> **Required task**
Skip the pictures and quote all of the lines exactly.

> **Recorded information**
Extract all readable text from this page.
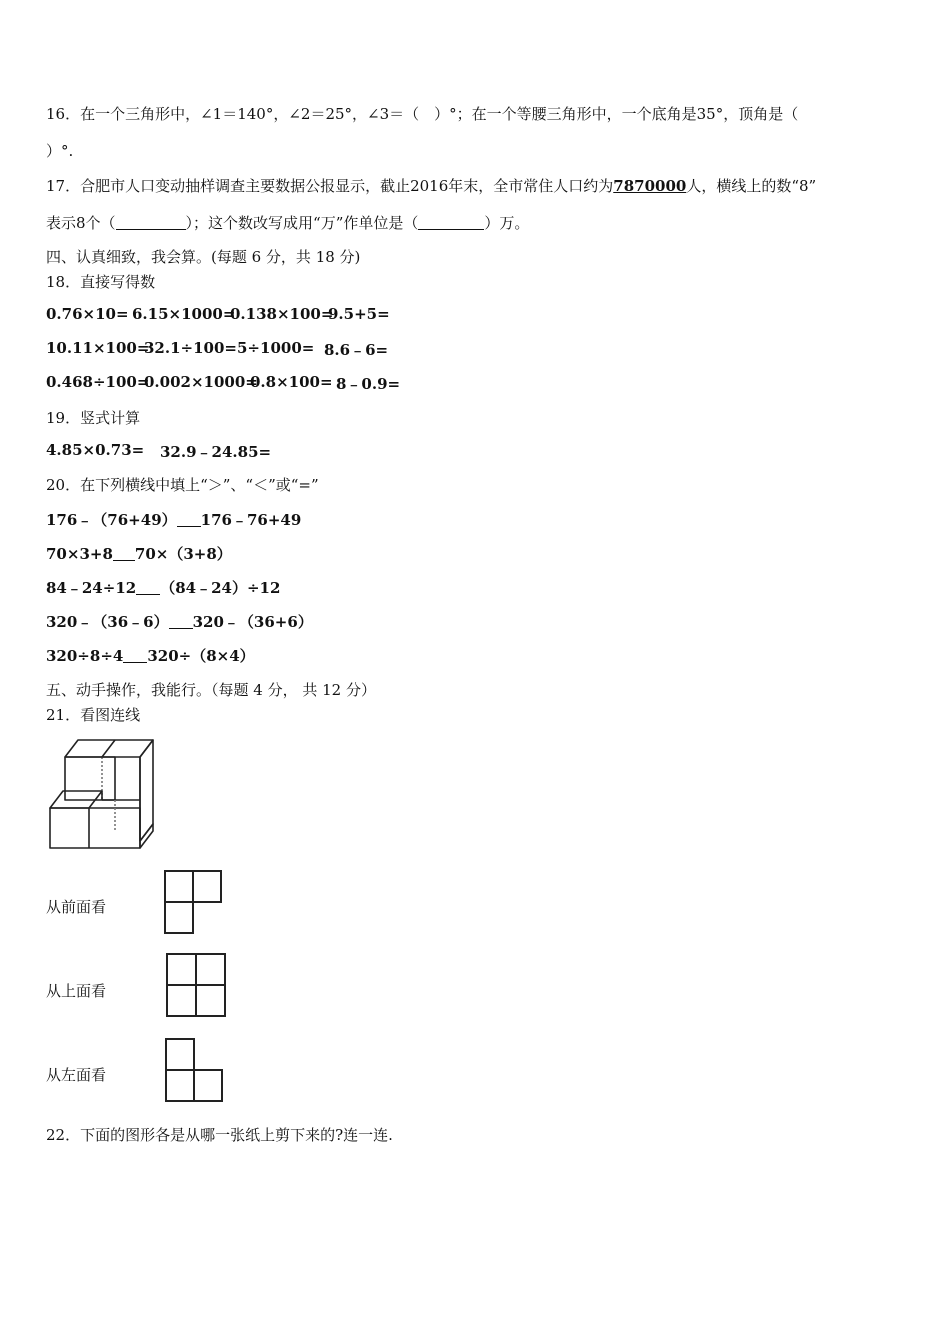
16．在一个三角形中，∠1＝140°，∠2＝25°，∠3＝（　）°；在一个等腰三角形中，一个底角是35°，顶角是（
）°.
17．合肥市人口变动抽样调查主要数据公报显示，截止2016年末，全市常住人口约为7870000人，横线上的数“8”
表示8个（	）；这个数改写成用“万”作单位是（	）万。
四、认真细致，我会算。(每题 6 分，共 18 分)
18．直接写得数
0.76×10= 6.15×1000=
0.138×100=
9.5+5=
10.11×100=
32.1÷100= 5÷1000= 8.6﹣6=
0.468÷100=
0.002×1000=
0.8×100= 8﹣0.9=
19．竖式计算
4.85×0.73= 32.9﹣24.85=
20．在下列横线中填上“＞”、“＜”或“=”
176﹣（76+49） 176﹣76+49
70×3+8 70×（3+8）
84﹣24÷12 （84﹣24）÷12
320﹣（36﹣6） 320﹣（36+6）
320÷8÷4 320÷（8×4）
五、动手操作，我能行。（每题 4 分， 共 12 分）
21．看图连线
从前面看
从上面看
从左面看
22．下面的图形各是从哪一张纸上剪下来的?连一连.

> **Correct response**
Extract all readable text from this page.
16．在一个三角形中，∠1＝140°，∠2＝25°，∠3＝（　）°；在一个等腰三角形中，一个底角是35°，顶角是（
）°.
17．合肥市人口变动抽样调查主要数据公报显示，截止2016年末，全市常住人口约为7870000人，横线上的数“8”
表示8个（	）；这个数改写成用“万”作单位是（	）万。
四、认真细致，我会算。(每题 6 分，共 18 分)
18．直接写得数
0.76×10= 6.15×1000=
0.138×100=
9.5+5=
10.11×100=
32.1÷100= 5÷1000= 8.6﹣6=
0.468÷100=
0.002×1000=
0.8×100= 8﹣0.9=
19．竖式计算
4.85×0.73= 32.9﹣24.85=
20．在下列横线中填上“＞”、“＜”或“=”
176﹣（76+49） 176﹣76+49
70×3+8 70×（3+8）
84﹣24÷12 （84﹣24）÷12
320﹣（36﹣6） 320﹣（36+6）
320÷8÷4 320÷（8×4）
五、动手操作，我能行。（每题 4 分， 共 12 分）
21．看图连线
从前面看
从上面看
从左面看
22．下面的图形各是从哪一张纸上剪下来的?连一连.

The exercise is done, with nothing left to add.